WORK INSTRUCTIONS
Gather every line in the records below that contains the word "content".

— Begin RECORDS FOR THE EXERCISE —

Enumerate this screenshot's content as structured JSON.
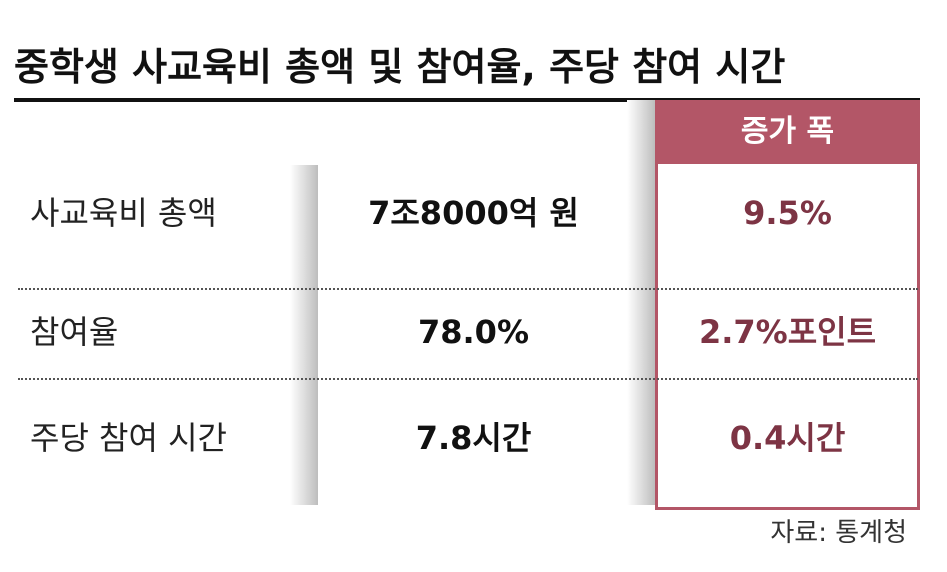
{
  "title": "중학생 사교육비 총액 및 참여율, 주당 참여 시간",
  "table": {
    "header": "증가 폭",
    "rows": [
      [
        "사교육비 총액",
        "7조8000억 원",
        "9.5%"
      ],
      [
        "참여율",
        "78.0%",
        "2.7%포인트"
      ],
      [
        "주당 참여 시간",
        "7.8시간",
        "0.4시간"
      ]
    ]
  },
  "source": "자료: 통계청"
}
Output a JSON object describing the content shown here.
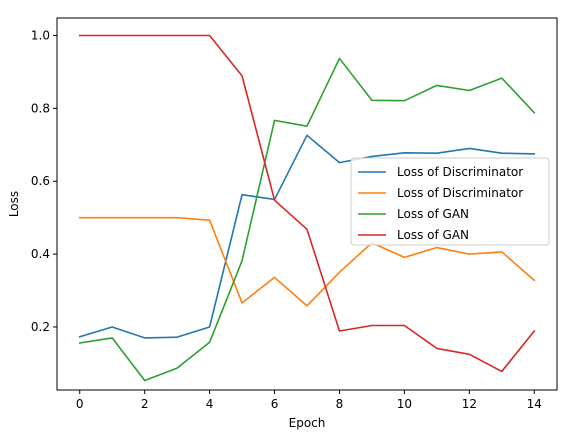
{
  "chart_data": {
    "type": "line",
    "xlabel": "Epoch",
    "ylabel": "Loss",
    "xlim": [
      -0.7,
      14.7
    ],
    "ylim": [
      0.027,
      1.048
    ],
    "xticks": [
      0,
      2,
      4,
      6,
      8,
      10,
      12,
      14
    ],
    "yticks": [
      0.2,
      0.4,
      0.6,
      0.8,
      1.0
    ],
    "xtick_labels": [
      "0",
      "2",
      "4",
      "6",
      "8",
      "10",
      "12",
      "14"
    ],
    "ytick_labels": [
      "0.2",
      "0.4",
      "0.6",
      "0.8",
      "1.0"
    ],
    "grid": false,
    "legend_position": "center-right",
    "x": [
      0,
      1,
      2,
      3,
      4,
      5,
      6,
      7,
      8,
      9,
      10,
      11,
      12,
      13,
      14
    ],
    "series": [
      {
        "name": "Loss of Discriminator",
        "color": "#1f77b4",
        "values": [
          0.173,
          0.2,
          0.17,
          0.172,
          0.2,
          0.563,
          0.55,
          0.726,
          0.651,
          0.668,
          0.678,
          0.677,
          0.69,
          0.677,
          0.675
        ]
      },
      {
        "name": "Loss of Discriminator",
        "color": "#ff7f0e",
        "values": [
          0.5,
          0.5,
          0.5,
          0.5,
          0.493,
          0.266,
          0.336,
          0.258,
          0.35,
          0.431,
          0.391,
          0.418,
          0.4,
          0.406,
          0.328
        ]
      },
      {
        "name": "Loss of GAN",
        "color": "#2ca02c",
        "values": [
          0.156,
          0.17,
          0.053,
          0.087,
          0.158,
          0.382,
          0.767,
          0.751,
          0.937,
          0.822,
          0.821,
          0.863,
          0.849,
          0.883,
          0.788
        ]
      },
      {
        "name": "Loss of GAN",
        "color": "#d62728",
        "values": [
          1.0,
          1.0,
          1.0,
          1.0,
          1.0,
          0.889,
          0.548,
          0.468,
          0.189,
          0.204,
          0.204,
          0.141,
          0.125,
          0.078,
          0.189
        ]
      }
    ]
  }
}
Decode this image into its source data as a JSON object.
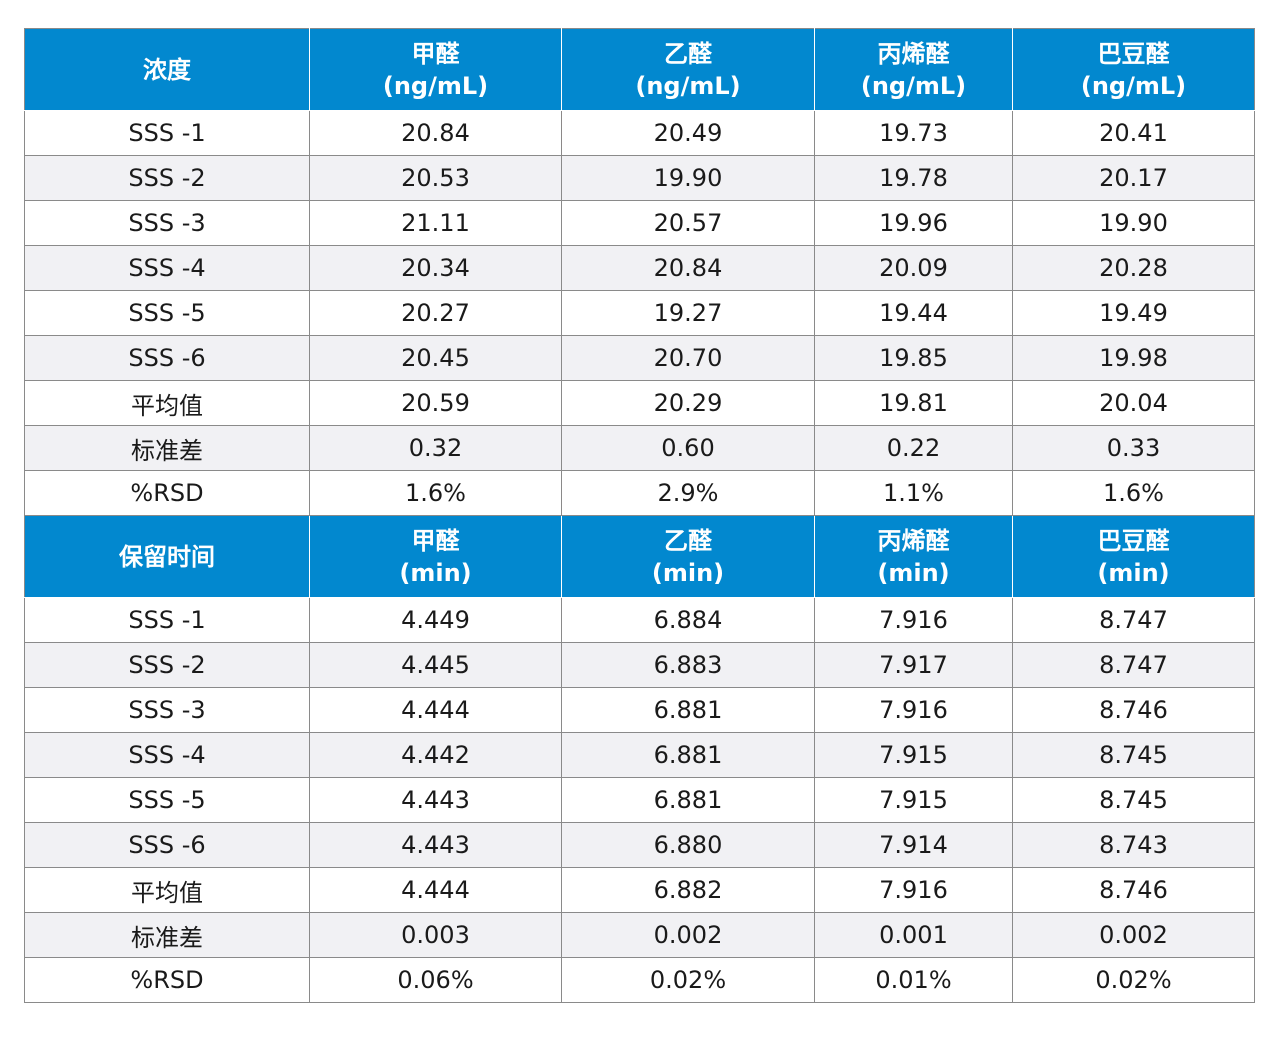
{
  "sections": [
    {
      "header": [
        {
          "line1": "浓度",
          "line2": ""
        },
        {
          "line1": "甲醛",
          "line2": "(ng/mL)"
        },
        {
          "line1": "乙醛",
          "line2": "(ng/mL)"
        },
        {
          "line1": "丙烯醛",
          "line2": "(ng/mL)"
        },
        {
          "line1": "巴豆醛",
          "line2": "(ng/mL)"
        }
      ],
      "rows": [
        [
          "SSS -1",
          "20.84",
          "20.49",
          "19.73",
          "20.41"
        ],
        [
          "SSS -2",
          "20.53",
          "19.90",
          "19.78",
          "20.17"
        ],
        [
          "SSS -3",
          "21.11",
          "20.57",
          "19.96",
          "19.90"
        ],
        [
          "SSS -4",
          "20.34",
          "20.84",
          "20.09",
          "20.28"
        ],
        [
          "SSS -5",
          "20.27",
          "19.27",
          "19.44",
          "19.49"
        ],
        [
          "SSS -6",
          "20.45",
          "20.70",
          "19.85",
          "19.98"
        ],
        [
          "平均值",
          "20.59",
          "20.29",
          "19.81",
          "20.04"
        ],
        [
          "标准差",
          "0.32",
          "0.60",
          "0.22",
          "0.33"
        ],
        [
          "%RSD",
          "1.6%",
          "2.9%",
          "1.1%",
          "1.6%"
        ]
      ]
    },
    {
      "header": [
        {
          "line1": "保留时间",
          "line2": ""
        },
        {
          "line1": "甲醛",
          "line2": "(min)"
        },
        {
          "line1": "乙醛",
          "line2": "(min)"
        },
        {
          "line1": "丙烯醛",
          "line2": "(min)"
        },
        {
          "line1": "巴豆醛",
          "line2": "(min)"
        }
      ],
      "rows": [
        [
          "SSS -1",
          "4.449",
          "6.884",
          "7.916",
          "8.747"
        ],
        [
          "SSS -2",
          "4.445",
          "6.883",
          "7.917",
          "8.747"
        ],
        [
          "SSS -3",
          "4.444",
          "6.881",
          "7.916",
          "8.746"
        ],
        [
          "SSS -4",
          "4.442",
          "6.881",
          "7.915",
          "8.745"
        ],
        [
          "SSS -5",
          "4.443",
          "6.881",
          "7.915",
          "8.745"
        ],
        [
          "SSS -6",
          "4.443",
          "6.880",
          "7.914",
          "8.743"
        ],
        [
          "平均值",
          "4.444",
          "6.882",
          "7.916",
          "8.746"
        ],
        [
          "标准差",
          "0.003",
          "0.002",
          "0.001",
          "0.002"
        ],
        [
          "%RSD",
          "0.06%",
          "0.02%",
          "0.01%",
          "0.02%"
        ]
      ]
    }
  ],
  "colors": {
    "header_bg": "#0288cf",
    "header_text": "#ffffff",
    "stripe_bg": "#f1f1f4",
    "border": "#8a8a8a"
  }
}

— End RECORDS FOR THE EXERCISE —

IN RESPONSE
Enumerate this screenshot's content as structured JSON.
Output a JSON object describing the content shown here.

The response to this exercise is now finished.